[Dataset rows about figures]
* * *

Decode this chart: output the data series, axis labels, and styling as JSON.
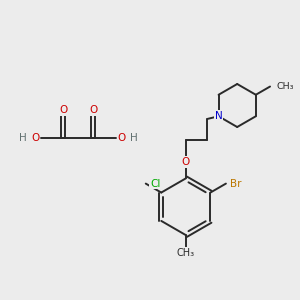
{
  "bg_color": "#ececec",
  "bond_color": "#2a2a2a",
  "bond_width": 1.4,
  "atom_colors": {
    "C": "#2a2a2a",
    "N": "#0000cc",
    "O": "#cc0000",
    "Cl": "#00aa00",
    "Br": "#bb7700",
    "H": "#607070"
  },
  "figsize": [
    3.0,
    3.0
  ],
  "dpi": 100
}
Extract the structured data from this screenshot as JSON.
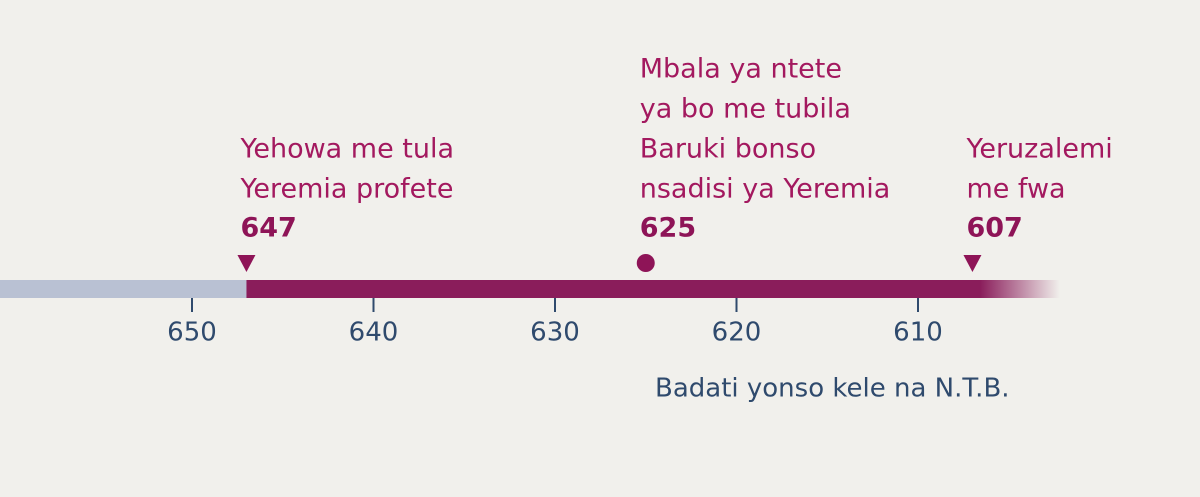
{
  "timeline": {
    "events": [
      {
        "lines": [
          "Yehowa me tula",
          "Yeremia profete"
        ],
        "year": 647,
        "marker": "triangle"
      },
      {
        "lines": [
          "Mbala ya ntete",
          "ya bo me tubila",
          "Baruki bonso",
          "nsadisi ya Yeremia"
        ],
        "year": 625,
        "marker": "circle"
      },
      {
        "lines": [
          "Yeruzalemi",
          "me fwa"
        ],
        "year": 607,
        "marker": "triangle"
      }
    ],
    "ticks": [
      650,
      640,
      630,
      620,
      610
    ],
    "note": "Badati yonso kele na N.T.B."
  }
}
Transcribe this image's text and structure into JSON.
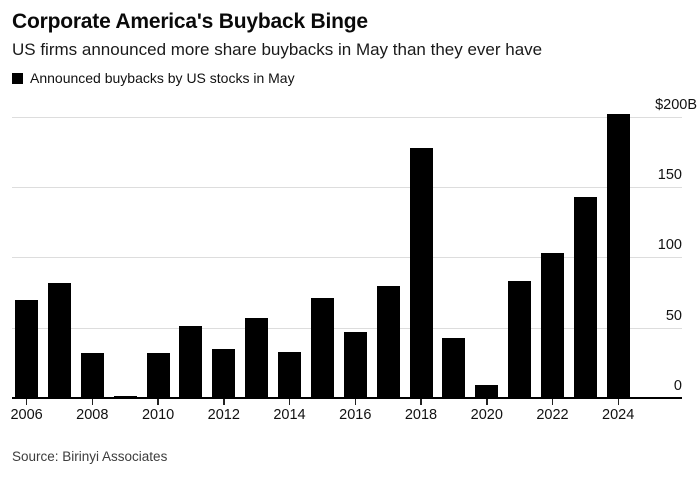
{
  "header": {
    "title": "Corporate America's Buyback Binge",
    "subtitle": "US firms announced more share buybacks in May than they ever have"
  },
  "legend": {
    "swatch_color": "#000000",
    "label": "Announced buybacks by US stocks in May"
  },
  "source": {
    "text": "Source: Birinyi Associates"
  },
  "colors": {
    "bar": "#000000",
    "grid": "#dddddd",
    "axis": "#000000",
    "background": "#ffffff",
    "source_text": "#3d3d3d"
  },
  "chart_data": {
    "type": "bar",
    "title": "Corporate America's Buyback Binge",
    "subtitle": "US firms announced more share buybacks in May than they ever have",
    "series_name": "Announced buybacks by US stocks in May",
    "unit": "$B",
    "categories": [
      2006,
      2007,
      2008,
      2009,
      2010,
      2011,
      2012,
      2013,
      2014,
      2015,
      2016,
      2017,
      2018,
      2019,
      2020,
      2021,
      2022,
      2023,
      2024
    ],
    "values": [
      70,
      82,
      32,
      1.5,
      32,
      51,
      35,
      57,
      33,
      71,
      47,
      80,
      178,
      43,
      9,
      83,
      103,
      143,
      202
    ],
    "xlabel": "",
    "ylabel": "",
    "ylim": [
      0,
      200
    ],
    "grid": true,
    "legend_position": "top-left",
    "y_axis": {
      "side": "right",
      "min": 0,
      "max": 200,
      "step": 50,
      "gridline_values": [
        50,
        100,
        150,
        200
      ],
      "tick_labels": [
        {
          "text": "$200B",
          "value": 200
        },
        {
          "text": "150",
          "value": 150
        },
        {
          "text": "100",
          "value": 100
        },
        {
          "text": "50",
          "value": 50
        },
        {
          "text": "0",
          "value": 0
        }
      ]
    },
    "x_axis": {
      "tick_labels": [
        "2006",
        "2008",
        "2010",
        "2012",
        "2014",
        "2016",
        "2018",
        "2020",
        "2022",
        "2024"
      ],
      "tick_years": [
        2006,
        2008,
        2010,
        2012,
        2014,
        2016,
        2018,
        2020,
        2022,
        2024
      ]
    }
  }
}
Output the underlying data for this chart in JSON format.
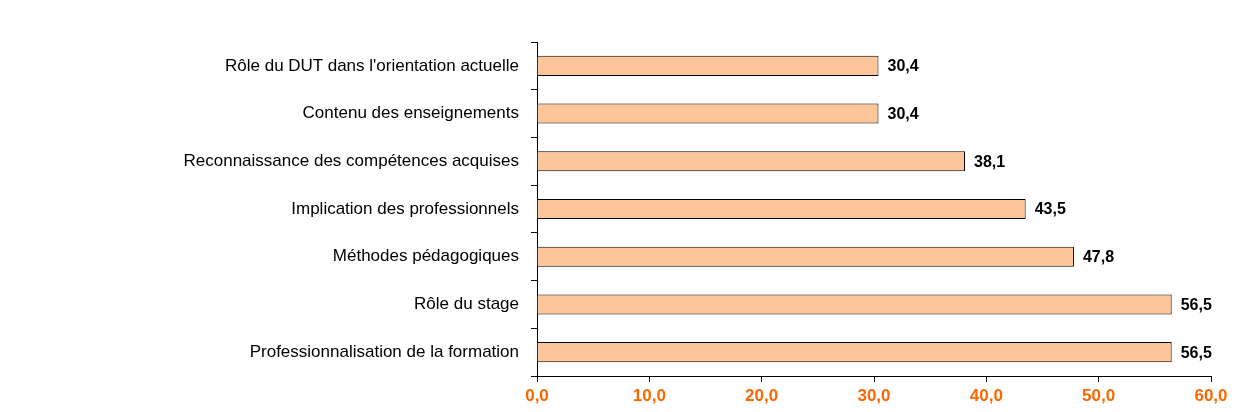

* * *

_Challenge_: Out of the records, collect only those lines that contain the string "have".

_Solution to this task_:
    "subtitle": "US firms announced more share buybacks in May than they ever have"
    "subtitle": "US firms announced more share buybacks in May than they ever have",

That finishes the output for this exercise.